**Extract**:
↓

I love the dial...one of the best 24 hour dials ever designed. This modern iteration is vastly improved with copious amounts of Super Luminova. This shot from the company website shows how well it glows with a full charge. I find the watch is quite readable throughout the night.










I like the watch on two levels. It is very easy to read the hours or minutes and noon is on top. Secondly, I love the clean Roland Keller inspired design. The sharp 316 stainless steel cylinder and round hooded lugs are very pleasing to the eye. The proportions are very harmonious, reminding me of the "Golden Mean" tool I used in Architecture school while designing. It's like having functional modern art on your wrist.



















I currently have the watch on an old 20mm titanium Sinn bracelet which is very comfortable. The watch arrived on a deployant silicon strap, with an additional black leather strap. I'm more of a bracelet guy, and the 20mm hooded lugs allow for any strap or bracelet to fit well on this case. I appreciate the 100m/330feet water rating, which is the most I ever look for in a watch and is more than I need for my kayaking.

Another improvement is the date display, which is nicely "hidden" on the dial, but easy to find when you want to see it.





































This watch currently retails for $1,199. In my opinion that's a very good deal for this package. Mine runs within COSC specs.

I look forward to the upcoming 24 hour projects Mitch has on the burner, especially the LM2 AirNautic Pilot crossover with two timezones. I'm a huge fan of titanium :-d

Finally, I want to thank Mitch for giving 24 hour afficianados a lot to be excited about.


----------



## CSV

Nice review and nice watch.:-!


----------



## whifferdill

Nice review Dennis and an interesting watch - strangely, it looks from the photos ten times easier to read at night than in the day! I have to say, I find it a bit hard to tell the time at a glance from the pictures for the day shots, but the dial goes super clean and legible at night. 

Great to see the 24 hour watch alive and well. Looking forward to seeing other designs as they come.


----------



## Fawo

I totally agree with you whifferdill. Time checking in the dark is a bit easier than day time.

IMO, the hour hand is too long, when two hands close together, the hour numeral was blocked to tell the time as well as other reason will be width of the hands are too wide. You need to be completely accustomed to the positions of the hour in order to tell time.

I own Cosmonaute. Thinner hands with proportion length to diameter of the dial made its a better winner even with the slide ruler on the outer dial. It still take me a little bit of time to accustom to 24 hours when I first bought it. If I wasnt wearing the watch for more than a few weeks. I need to think and locate, where is the hour marker of the current time.

Im still on the fence thinking about the current design is the best of it all or not? Too many hourly markers and numerals. If i would bring the hourly circle further to the center of the dial (or even cancel the circle, just keeping the numerals), delete odd numerals and short strokes between hour. Shorter and thinner hands. This design will be a winner for me.

↑

**Dataset**:
↓

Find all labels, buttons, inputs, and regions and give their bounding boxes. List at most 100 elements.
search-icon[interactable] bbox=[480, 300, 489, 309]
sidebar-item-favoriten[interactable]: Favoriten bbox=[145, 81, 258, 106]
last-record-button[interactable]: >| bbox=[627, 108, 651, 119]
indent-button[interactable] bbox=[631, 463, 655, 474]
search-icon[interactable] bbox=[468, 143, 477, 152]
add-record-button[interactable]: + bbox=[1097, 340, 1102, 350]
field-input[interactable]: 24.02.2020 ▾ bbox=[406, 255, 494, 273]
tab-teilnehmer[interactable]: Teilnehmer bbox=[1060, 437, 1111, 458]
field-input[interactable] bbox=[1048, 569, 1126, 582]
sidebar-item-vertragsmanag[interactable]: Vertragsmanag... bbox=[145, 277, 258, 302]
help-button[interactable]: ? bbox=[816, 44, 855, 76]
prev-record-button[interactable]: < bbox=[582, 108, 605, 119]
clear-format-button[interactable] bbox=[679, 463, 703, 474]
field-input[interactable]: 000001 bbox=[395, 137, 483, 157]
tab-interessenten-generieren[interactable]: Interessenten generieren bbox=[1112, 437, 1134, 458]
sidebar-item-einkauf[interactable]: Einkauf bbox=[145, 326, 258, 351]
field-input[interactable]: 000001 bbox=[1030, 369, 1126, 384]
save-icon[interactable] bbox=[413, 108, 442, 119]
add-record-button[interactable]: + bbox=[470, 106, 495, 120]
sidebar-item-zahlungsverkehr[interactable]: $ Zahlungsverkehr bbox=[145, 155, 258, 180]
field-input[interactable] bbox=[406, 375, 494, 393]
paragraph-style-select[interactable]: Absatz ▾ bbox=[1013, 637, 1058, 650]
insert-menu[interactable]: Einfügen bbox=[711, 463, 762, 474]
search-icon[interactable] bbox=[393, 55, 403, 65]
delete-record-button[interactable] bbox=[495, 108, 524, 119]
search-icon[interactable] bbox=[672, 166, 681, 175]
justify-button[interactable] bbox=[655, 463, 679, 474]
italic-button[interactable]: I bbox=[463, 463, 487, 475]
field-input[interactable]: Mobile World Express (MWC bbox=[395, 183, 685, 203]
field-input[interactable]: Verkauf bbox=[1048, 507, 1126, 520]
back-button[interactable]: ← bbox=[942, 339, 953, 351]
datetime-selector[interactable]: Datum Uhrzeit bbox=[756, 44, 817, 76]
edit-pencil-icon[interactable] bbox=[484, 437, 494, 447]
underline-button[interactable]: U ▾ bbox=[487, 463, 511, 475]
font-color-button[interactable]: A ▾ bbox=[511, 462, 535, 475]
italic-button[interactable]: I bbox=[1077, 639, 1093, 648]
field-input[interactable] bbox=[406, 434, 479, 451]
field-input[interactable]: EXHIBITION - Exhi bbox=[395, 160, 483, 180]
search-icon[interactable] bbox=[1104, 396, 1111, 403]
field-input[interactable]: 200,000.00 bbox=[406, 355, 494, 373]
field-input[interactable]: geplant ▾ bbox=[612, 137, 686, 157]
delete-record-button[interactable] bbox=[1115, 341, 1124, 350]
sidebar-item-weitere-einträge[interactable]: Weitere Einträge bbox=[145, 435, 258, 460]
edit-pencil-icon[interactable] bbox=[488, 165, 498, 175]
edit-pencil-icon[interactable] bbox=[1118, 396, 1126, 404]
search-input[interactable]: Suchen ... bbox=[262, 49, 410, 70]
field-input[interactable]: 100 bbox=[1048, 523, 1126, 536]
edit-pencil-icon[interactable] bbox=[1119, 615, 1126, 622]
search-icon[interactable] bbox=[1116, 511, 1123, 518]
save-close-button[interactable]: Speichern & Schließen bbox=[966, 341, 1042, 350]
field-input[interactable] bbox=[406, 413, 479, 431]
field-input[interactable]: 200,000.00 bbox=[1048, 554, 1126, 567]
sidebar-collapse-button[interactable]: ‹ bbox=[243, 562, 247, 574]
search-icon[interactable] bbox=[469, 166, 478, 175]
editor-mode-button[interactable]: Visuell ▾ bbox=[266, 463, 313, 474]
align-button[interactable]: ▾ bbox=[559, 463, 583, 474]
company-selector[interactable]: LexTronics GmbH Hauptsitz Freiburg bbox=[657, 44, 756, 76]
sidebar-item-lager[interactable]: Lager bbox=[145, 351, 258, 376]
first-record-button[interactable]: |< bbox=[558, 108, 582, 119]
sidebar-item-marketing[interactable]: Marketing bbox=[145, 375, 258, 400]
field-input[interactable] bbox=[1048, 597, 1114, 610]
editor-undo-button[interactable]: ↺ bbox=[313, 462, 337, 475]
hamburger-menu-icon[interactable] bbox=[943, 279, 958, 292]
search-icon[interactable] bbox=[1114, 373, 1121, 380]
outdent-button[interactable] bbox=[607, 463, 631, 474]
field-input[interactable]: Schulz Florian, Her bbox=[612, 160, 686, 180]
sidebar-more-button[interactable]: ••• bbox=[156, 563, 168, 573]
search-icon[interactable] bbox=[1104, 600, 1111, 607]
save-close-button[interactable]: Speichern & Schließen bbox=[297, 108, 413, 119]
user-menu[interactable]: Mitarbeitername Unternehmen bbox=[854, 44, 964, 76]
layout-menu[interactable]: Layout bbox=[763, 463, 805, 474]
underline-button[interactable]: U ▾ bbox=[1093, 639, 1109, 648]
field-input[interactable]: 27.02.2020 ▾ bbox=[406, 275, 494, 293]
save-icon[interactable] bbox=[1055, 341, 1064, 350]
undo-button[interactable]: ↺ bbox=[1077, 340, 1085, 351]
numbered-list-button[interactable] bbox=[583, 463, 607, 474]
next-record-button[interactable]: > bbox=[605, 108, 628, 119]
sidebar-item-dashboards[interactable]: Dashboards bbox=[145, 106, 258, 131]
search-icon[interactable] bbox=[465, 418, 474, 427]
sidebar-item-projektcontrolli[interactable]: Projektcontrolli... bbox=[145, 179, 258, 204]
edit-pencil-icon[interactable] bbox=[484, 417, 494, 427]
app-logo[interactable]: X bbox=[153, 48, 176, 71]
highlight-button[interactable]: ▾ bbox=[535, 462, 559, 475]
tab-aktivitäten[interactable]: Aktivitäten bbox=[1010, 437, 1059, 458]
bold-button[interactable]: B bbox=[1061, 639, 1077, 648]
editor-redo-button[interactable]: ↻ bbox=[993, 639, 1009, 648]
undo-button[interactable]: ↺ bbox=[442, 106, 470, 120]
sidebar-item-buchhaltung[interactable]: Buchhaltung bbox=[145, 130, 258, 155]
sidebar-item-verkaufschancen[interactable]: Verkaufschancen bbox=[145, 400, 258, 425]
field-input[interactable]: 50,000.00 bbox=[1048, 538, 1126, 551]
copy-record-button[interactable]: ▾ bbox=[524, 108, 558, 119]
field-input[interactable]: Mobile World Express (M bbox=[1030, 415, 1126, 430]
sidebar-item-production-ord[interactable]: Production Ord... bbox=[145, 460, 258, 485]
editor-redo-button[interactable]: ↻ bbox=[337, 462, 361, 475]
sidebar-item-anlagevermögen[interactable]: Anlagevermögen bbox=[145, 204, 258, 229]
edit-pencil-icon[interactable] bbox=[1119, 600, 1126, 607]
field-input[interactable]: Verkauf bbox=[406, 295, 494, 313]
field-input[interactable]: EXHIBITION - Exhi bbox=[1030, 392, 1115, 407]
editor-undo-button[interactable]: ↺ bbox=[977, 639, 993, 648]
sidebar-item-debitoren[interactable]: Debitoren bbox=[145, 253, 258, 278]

↑

**Exercises to complete**:
(a) In the watch review thread, why does Fawo find the time hard to read when the two hands are close together? Answer in one to three sentences.
(b) According to the watch review thread, what strap did the watch arrive on?
(c) Please translate this sentence from the watch review thread into Spanish: "I currently have the watch on an old 20mm titanium Sinn bracelet which is very comfortable."

**Solved problems**:
(a) Fawo thinks the hour hand is too long, so when the two hands are close together it blocks the hour numeral. Fawo also finds the hands too wide.

(b) It arrived on a deployant silicon strap, with an additional black leather strap.

(c) Actualmente llevo el reloj en un viejo brazalete Sinn de titanio de 20 mm, que es muy cómodo.